_WHAT YOU WILL DO_.
Every record here needs to be written out again exactly.

_GIVEN DATA_.
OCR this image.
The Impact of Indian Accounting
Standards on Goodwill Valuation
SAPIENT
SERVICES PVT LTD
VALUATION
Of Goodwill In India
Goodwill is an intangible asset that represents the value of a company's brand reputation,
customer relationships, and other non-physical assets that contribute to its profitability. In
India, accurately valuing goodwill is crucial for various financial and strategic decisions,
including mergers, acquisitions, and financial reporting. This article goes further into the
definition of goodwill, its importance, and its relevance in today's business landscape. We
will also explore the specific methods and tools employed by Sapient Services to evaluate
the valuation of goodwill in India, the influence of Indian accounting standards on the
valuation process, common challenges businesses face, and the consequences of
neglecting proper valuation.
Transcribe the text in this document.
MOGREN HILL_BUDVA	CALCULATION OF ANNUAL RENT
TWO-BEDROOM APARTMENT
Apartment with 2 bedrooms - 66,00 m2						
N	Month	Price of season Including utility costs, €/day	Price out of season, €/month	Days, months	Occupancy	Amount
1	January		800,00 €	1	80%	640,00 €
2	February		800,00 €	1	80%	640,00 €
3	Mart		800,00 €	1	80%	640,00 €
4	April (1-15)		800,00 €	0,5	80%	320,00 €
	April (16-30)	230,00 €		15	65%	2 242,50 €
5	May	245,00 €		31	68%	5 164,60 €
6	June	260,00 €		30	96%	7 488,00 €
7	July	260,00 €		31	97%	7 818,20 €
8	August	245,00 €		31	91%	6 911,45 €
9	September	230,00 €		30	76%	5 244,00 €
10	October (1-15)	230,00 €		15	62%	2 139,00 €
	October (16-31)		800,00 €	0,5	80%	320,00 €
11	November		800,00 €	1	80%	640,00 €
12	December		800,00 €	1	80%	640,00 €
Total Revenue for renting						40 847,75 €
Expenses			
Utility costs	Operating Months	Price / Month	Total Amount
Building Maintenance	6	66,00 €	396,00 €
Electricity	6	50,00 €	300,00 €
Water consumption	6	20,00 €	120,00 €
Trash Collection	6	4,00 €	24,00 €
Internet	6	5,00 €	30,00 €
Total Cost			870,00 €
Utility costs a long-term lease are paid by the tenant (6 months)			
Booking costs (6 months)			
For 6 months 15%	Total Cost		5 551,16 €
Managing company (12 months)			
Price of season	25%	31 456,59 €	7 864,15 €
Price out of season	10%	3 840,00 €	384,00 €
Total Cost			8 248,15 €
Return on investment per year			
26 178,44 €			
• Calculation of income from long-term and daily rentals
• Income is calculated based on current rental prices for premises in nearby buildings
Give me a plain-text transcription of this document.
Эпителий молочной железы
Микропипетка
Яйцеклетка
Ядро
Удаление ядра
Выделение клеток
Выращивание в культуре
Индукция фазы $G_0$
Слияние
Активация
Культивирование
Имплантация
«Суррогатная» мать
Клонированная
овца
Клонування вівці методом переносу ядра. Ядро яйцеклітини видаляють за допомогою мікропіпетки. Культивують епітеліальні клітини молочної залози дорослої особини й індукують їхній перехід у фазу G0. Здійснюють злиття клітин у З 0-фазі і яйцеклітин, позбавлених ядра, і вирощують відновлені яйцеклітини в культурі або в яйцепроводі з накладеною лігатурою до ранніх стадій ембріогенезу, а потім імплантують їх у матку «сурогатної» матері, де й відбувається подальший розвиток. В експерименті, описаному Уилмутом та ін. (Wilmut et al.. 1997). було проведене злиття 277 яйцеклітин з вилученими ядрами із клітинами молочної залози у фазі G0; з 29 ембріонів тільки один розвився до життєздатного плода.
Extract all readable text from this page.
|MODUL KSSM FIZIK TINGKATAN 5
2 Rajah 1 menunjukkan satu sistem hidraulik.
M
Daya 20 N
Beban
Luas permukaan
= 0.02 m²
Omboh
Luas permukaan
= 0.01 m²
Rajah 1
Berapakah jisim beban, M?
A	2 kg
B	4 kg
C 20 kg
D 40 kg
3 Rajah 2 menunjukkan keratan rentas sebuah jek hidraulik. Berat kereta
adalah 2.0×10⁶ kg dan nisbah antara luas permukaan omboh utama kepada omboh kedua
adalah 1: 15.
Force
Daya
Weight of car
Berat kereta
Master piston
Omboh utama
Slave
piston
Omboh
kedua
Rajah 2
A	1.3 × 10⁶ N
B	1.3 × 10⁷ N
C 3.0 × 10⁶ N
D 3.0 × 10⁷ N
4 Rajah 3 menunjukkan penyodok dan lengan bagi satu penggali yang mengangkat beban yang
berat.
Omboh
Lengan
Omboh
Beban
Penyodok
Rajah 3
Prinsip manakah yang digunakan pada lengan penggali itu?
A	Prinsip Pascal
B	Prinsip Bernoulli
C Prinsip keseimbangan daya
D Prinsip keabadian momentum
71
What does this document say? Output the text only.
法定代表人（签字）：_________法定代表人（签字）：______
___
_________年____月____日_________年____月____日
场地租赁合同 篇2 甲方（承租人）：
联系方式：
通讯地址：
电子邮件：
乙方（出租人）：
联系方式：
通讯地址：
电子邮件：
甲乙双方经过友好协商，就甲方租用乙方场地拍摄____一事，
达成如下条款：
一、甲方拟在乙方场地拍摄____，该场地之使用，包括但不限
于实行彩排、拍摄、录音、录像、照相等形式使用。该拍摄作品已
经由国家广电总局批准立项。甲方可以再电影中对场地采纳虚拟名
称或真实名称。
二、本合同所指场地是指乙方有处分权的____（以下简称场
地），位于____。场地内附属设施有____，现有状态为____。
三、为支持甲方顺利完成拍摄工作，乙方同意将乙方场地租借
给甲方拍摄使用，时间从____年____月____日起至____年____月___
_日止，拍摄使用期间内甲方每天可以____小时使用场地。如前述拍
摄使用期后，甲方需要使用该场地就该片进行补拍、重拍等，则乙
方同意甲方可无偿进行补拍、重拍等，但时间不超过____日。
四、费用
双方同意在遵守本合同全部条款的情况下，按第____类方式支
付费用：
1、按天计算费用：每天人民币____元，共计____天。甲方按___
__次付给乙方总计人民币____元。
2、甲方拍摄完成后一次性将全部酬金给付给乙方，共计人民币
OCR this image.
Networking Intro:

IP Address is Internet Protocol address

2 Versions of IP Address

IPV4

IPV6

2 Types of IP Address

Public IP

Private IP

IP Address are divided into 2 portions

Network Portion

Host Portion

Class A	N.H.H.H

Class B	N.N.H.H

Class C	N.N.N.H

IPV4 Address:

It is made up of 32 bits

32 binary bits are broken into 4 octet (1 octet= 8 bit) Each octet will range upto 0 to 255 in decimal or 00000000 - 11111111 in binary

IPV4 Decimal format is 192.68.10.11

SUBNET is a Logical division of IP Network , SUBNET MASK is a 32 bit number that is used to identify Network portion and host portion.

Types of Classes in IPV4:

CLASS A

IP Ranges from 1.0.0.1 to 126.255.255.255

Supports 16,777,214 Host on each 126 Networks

_SOLUTION TO THIS EXERCISE_.
OCR this image.
The Impact of Indian Accounting
Standards on Goodwill Valuation
SAPIENT
SERVICES PVT LTD
VALUATION
Of Goodwill In India
Goodwill is an intangible asset that represents the value of a company's brand reputation,
customer relationships, and other non-physical assets that contribute to its profitability. In
India, accurately valuing goodwill is crucial for various financial and strategic decisions,
including mergers, acquisitions, and financial reporting. This article goes further into the
definition of goodwill, its importance, and its relevance in today's business landscape. We
will also explore the specific methods and tools employed by Sapient Services to evaluate
the valuation of goodwill in India, the influence of Indian accounting standards on the
valuation process, common challenges businesses face, and the consequences of
neglecting proper valuation.
Transcribe the text in this document.
MOGREN HILL_BUDVA	CALCULATION OF ANNUAL RENT
TWO-BEDROOM APARTMENT
Apartment with 2 bedrooms - 66,00 m2						
N	Month	Price of season Including utility costs, €/day	Price out of season, €/month	Days, months	Occupancy	Amount
1	January		800,00 €	1	80%	640,00 €
2	February		800,00 €	1	80%	640,00 €
3	Mart		800,00 €	1	80%	640,00 €
4	April (1-15)		800,00 €	0,5	80%	320,00 €
	April (16-30)	230,00 €		15	65%	2 242,50 €
5	May	245,00 €		31	68%	5 164,60 €
6	June	260,00 €		30	96%	7 488,00 €
7	July	260,00 €		31	97%	7 818,20 €
8	August	245,00 €		31	91%	6 911,45 €
9	September	230,00 €		30	76%	5 244,00 €
10	October (1-15)	230,00 €		15	62%	2 139,00 €
	October (16-31)		800,00 €	0,5	80%	320,00 €
11	November		800,00 €	1	80%	640,00 €
12	December		800,00 €	1	80%	640,00 €
Total Revenue for renting						40 847,75 €
Expenses			
Utility costs	Operating Months	Price / Month	Total Amount
Building Maintenance	6	66,00 €	396,00 €
Electricity	6	50,00 €	300,00 €
Water consumption	6	20,00 €	120,00 €
Trash Collection	6	4,00 €	24,00 €
Internet	6	5,00 €	30,00 €
Total Cost			870,00 €
Utility costs a long-term lease are paid by the tenant (6 months)			
Booking costs (6 months)			
For 6 months 15%	Total Cost		5 551,16 €
Managing company (12 months)			
Price of season	25%	31 456,59 €	7 864,15 €
Price out of season	10%	3 840,00 €	384,00 €
Total Cost			8 248,15 €
Return on investment per year			
26 178,44 €			
• Calculation of income from long-term and daily rentals
• Income is calculated based on current rental prices for premises in nearby buildings
Give me a plain-text transcription of this document.
Эпителий молочной железы
Микропипетка
Яйцеклетка
Ядро
Удаление ядра
Выделение клеток
Выращивание в культуре
Индукция фазы $G_0$
Слияние
Активация
Культивирование
Имплантация
«Суррогатная» мать
Клонированная
овца
Клонування вівці методом переносу ядра. Ядро яйцеклітини видаляють за допомогою мікропіпетки. Культивують епітеліальні клітини молочної залози дорослої особини й індукують їхній перехід у фазу G0. Здійснюють злиття клітин у З 0-фазі і яйцеклітин, позбавлених ядра, і вирощують відновлені яйцеклітини в культурі або в яйцепроводі з накладеною лігатурою до ранніх стадій ембріогенезу, а потім імплантують їх у матку «сурогатної» матері, де й відбувається подальший розвиток. В експерименті, описаному Уилмутом та ін. (Wilmut et al.. 1997). було проведене злиття 277 яйцеклітин з вилученими ядрами із клітинами молочної залози у фазі G0; з 29 ембріонів тільки один розвився до життєздатного плода.
Extract all readable text from this page.
|MODUL KSSM FIZIK TINGKATAN 5
2 Rajah 1 menunjukkan satu sistem hidraulik.
M
Daya 20 N
Beban
Luas permukaan
= 0.02 m²
Omboh
Luas permukaan
= 0.01 m²
Rajah 1
Berapakah jisim beban, M?
A	2 kg
B	4 kg
C 20 kg
D 40 kg
3 Rajah 2 menunjukkan keratan rentas sebuah jek hidraulik. Berat kereta
adalah 2.0×10⁶ kg dan nisbah antara luas permukaan omboh utama kepada omboh kedua
adalah 1: 15.
Force
Daya
Weight of car
Berat kereta
Master piston
Omboh utama
Slave
piston
Omboh
kedua
Rajah 2
A	1.3 × 10⁶ N
B	1.3 × 10⁷ N
C 3.0 × 10⁶ N
D 3.0 × 10⁷ N
4 Rajah 3 menunjukkan penyodok dan lengan bagi satu penggali yang mengangkat beban yang
berat.
Omboh
Lengan
Omboh
Beban
Penyodok
Rajah 3
Prinsip manakah yang digunakan pada lengan penggali itu?
A	Prinsip Pascal
B	Prinsip Bernoulli
C Prinsip keseimbangan daya
D Prinsip keabadian momentum
71
What does this document say? Output the text only.
法定代表人（签字）：_________法定代表人（签字）：______
___
_________年____月____日_________年____月____日
场地租赁合同 篇2 甲方（承租人）：
联系方式：
通讯地址：
电子邮件：
乙方（出租人）：
联系方式：
通讯地址：
电子邮件：
甲乙双方经过友好协商，就甲方租用乙方场地拍摄____一事，
达成如下条款：
一、甲方拟在乙方场地拍摄____，该场地之使用，包括但不限
于实行彩排、拍摄、录音、录像、照相等形式使用。该拍摄作品已
经由国家广电总局批准立项。甲方可以再电影中对场地采纳虚拟名
称或真实名称。
二、本合同所指场地是指乙方有处分权的____（以下简称场
地），位于____。场地内附属设施有____，现有状态为____。
三、为支持甲方顺利完成拍摄工作，乙方同意将乙方场地租借
给甲方拍摄使用，时间从____年____月____日起至____年____月___
_日止，拍摄使用期间内甲方每天可以____小时使用场地。如前述拍
摄使用期后，甲方需要使用该场地就该片进行补拍、重拍等，则乙
方同意甲方可无偿进行补拍、重拍等，但时间不超过____日。
四、费用
双方同意在遵守本合同全部条款的情况下，按第____类方式支
付费用：
1、按天计算费用：每天人民币____元，共计____天。甲方按___
__次付给乙方总计人民币____元。
2、甲方拍摄完成后一次性将全部酬金给付给乙方，共计人民币
OCR this image.
Networking Intro:

IP Address is Internet Protocol address

2 Versions of IP Address

IPV4

IPV6

2 Types of IP Address

Public IP

Private IP

IP Address are divided into 2 portions

Network Portion

Host Portion

Class A	N.H.H.H

Class B	N.N.H.H

Class C	N.N.N.H

IPV4 Address:

It is made up of 32 bits

32 binary bits are broken into 4 octet (1 octet= 8 bit) Each octet will range upto 0 to 255 in decimal or 00000000 - 11111111 in binary

IPV4 Decimal format is 192.68.10.11

SUBNET is a Logical division of IP Network , SUBNET MASK is a 32 bit number that is used to identify Network portion and host portion.

Types of Classes in IPV4:

CLASS A

IP Ranges from 1.0.0.1 to 126.255.255.255

Supports 16,777,214 Host on each 126 Networks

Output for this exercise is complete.